+++ INFORMATION SHOWN

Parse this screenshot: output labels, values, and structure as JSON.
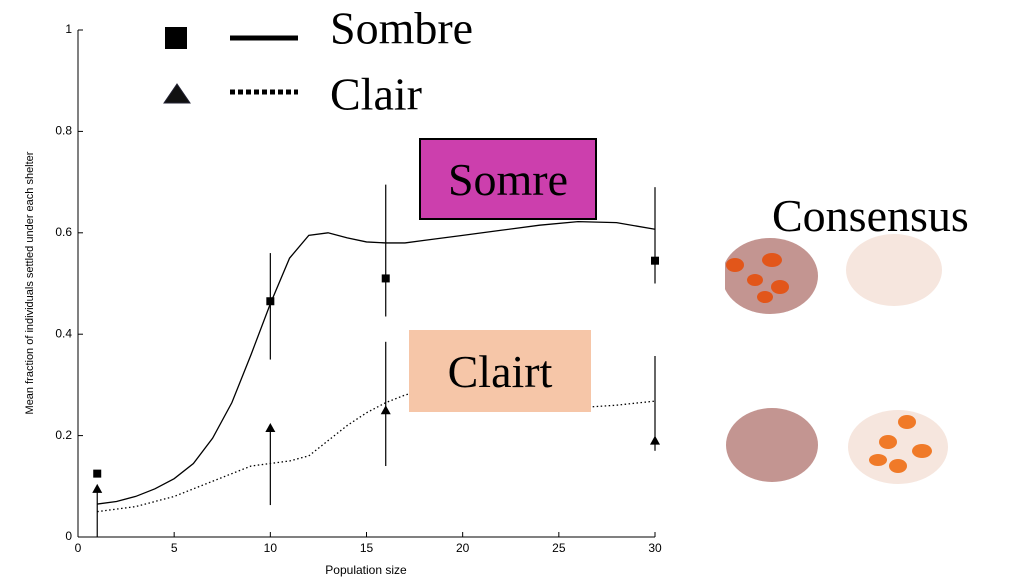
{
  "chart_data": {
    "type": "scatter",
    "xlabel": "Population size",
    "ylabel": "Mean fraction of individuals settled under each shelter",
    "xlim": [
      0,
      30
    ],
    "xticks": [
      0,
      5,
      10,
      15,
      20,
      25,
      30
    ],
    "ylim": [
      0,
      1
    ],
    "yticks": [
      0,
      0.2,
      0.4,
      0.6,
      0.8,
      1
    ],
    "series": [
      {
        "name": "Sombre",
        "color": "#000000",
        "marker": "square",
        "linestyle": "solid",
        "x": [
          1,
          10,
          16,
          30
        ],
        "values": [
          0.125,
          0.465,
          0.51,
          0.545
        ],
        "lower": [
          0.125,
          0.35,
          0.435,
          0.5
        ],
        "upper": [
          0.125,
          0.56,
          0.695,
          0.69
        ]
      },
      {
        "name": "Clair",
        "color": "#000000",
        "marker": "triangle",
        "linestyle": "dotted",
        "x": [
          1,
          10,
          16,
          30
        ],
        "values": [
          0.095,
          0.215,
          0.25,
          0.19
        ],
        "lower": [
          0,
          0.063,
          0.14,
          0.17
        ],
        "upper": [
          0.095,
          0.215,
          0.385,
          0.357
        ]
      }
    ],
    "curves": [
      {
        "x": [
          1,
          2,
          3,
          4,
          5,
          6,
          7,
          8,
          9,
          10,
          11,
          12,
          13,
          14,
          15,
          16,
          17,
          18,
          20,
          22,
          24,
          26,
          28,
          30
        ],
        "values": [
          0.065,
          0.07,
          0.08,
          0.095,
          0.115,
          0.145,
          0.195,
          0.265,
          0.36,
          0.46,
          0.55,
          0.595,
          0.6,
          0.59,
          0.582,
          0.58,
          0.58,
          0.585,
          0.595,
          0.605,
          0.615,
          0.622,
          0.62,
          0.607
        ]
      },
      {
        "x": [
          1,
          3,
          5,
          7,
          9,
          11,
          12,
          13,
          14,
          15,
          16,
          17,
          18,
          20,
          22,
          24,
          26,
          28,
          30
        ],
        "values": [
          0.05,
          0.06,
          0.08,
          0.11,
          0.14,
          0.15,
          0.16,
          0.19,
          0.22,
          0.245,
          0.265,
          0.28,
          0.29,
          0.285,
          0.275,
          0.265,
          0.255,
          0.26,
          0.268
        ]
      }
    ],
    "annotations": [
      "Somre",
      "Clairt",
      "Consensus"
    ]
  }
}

++++++
+++ INFORMATION SHOWN

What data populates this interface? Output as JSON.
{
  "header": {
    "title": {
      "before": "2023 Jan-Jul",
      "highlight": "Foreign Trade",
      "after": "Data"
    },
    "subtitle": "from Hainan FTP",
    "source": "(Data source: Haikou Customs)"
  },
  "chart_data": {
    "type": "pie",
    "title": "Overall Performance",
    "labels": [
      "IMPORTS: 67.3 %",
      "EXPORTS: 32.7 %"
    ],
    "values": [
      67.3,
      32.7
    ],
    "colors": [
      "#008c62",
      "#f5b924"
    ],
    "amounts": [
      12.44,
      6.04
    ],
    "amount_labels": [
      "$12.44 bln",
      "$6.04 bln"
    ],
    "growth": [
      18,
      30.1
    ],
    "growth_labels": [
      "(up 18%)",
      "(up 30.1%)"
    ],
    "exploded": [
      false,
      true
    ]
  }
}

++++++

Give the number of lines in the records that contain the string "this", with no other output.

2